*WHAT IS NEEDED*
Return every line below exactly.

(Dataset records)
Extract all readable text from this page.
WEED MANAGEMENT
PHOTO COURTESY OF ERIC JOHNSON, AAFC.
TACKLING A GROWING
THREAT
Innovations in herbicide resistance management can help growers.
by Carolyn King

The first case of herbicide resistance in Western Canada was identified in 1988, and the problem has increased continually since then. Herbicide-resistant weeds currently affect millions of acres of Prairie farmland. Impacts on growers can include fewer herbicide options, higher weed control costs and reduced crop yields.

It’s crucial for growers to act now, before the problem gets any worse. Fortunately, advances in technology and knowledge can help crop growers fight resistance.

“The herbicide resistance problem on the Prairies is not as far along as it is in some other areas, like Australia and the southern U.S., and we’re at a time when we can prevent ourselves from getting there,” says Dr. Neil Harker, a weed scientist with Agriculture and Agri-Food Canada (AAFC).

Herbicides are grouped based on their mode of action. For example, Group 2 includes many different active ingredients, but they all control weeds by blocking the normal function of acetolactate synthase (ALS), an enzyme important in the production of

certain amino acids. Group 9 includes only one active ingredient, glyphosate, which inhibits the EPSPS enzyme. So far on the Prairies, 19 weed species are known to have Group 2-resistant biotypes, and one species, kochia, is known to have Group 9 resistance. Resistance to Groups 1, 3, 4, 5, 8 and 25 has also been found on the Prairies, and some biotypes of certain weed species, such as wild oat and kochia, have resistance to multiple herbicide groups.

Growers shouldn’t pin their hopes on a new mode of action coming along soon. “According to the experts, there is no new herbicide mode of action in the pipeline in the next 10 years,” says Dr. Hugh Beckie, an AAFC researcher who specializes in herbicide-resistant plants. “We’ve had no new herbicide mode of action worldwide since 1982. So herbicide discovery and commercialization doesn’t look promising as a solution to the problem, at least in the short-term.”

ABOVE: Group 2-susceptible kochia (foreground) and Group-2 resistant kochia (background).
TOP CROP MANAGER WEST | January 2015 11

*FINAL ANSWER*
Extract all readable text from this page.
WEED MANAGEMENT
PHOTO COURTESY OF ERIC JOHNSON, AAFC.
TACKLING A GROWING
THREAT
Innovations in herbicide resistance management can help growers.
by Carolyn King

The first case of herbicide resistance in Western Canada was identified in 1988, and the problem has increased continually since then. Herbicide-resistant weeds currently affect millions of acres of Prairie farmland. Impacts on growers can include fewer herbicide options, higher weed control costs and reduced crop yields.

It’s crucial for growers to act now, before the problem gets any worse. Fortunately, advances in technology and knowledge can help crop growers fight resistance.

“The herbicide resistance problem on the Prairies is not as far along as it is in some other areas, like Australia and the southern U.S., and we’re at a time when we can prevent ourselves from getting there,” says Dr. Neil Harker, a weed scientist with Agriculture and Agri-Food Canada (AAFC).

Herbicides are grouped based on their mode of action. For example, Group 2 includes many different active ingredients, but they all control weeds by blocking the normal function of acetolactate synthase (ALS), an enzyme important in the production of

certain amino acids. Group 9 includes only one active ingredient, glyphosate, which inhibits the EPSPS enzyme. So far on the Prairies, 19 weed species are known to have Group 2-resistant biotypes, and one species, kochia, is known to have Group 9 resistance. Resistance to Groups 1, 3, 4, 5, 8 and 25 has also been found on the Prairies, and some biotypes of certain weed species, such as wild oat and kochia, have resistance to multiple herbicide groups.

Growers shouldn’t pin their hopes on a new mode of action coming along soon. “According to the experts, there is no new herbicide mode of action in the pipeline in the next 10 years,” says Dr. Hugh Beckie, an AAFC researcher who specializes in herbicide-resistant plants. “We’ve had no new herbicide mode of action worldwide since 1982. So herbicide discovery and commercialization doesn’t look promising as a solution to the problem, at least in the short-term.”

ABOVE: Group 2-susceptible kochia (foreground) and Group-2 resistant kochia (background).
TOP CROP MANAGER WEST | January 2015 11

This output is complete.